→ **Given problem**
Skip the pictures. Repeat everything else in the records word for word.

→ **Data extract**

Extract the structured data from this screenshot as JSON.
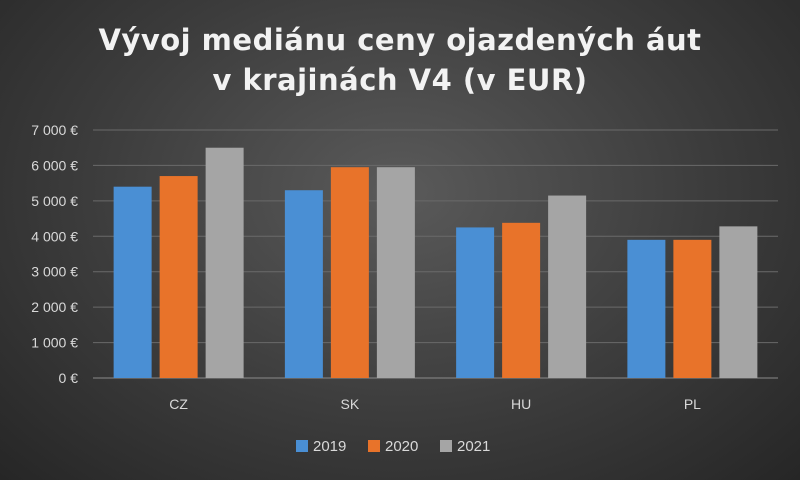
{
  "title_line1": "Vývoj mediánu  ceny ojazdených  áut",
  "title_line2": "v krajinách  V4 (v EUR)",
  "colors": {
    "2019": "#4a8fd4",
    "2020": "#e8732a",
    "2021": "#a5a5a5",
    "grid": "#6a6a6a"
  },
  "chart_data": {
    "type": "bar",
    "title": "Vývoj mediánu  ceny ojazdených  áut v krajinách  V4 (v EUR)",
    "categories": [
      "CZ",
      "SK",
      "HU",
      "PL"
    ],
    "series": [
      {
        "name": "2019",
        "values": [
          5400,
          5300,
          4250,
          3900
        ]
      },
      {
        "name": "2020",
        "values": [
          5700,
          5950,
          4380,
          3900
        ]
      },
      {
        "name": "2021",
        "values": [
          6500,
          5950,
          5150,
          4280
        ]
      }
    ],
    "ylim": [
      0,
      7000
    ],
    "yticks": [
      "0 €",
      "1 000 €",
      "2 000 €",
      "3 000 €",
      "4 000 €",
      "5 000 €",
      "6 000 €",
      "7 000 €"
    ],
    "grid": true,
    "legend_position": "bottom"
  }
}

→ **The result**
Extract the structured data from this screenshot as JSON.
{
  "title_line1": "Vývoj mediánu  ceny ojazdených  áut",
  "title_line2": "v krajinách  V4 (v EUR)",
  "colors": {
    "2019": "#4a8fd4",
    "2020": "#e8732a",
    "2021": "#a5a5a5",
    "grid": "#6a6a6a"
  },
  "chart_data": {
    "type": "bar",
    "title": "Vývoj mediánu  ceny ojazdených  áut v krajinách  V4 (v EUR)",
    "categories": [
      "CZ",
      "SK",
      "HU",
      "PL"
    ],
    "series": [
      {
        "name": "2019",
        "values": [
          5400,
          5300,
          4250,
          3900
        ]
      },
      {
        "name": "2020",
        "values": [
          5700,
          5950,
          4380,
          3900
        ]
      },
      {
        "name": "2021",
        "values": [
          6500,
          5950,
          5150,
          4280
        ]
      }
    ],
    "ylim": [
      0,
      7000
    ],
    "yticks": [
      "0 €",
      "1 000 €",
      "2 000 €",
      "3 000 €",
      "4 000 €",
      "5 000 €",
      "6 000 €",
      "7 000 €"
    ],
    "grid": true,
    "legend_position": "bottom"
  }
}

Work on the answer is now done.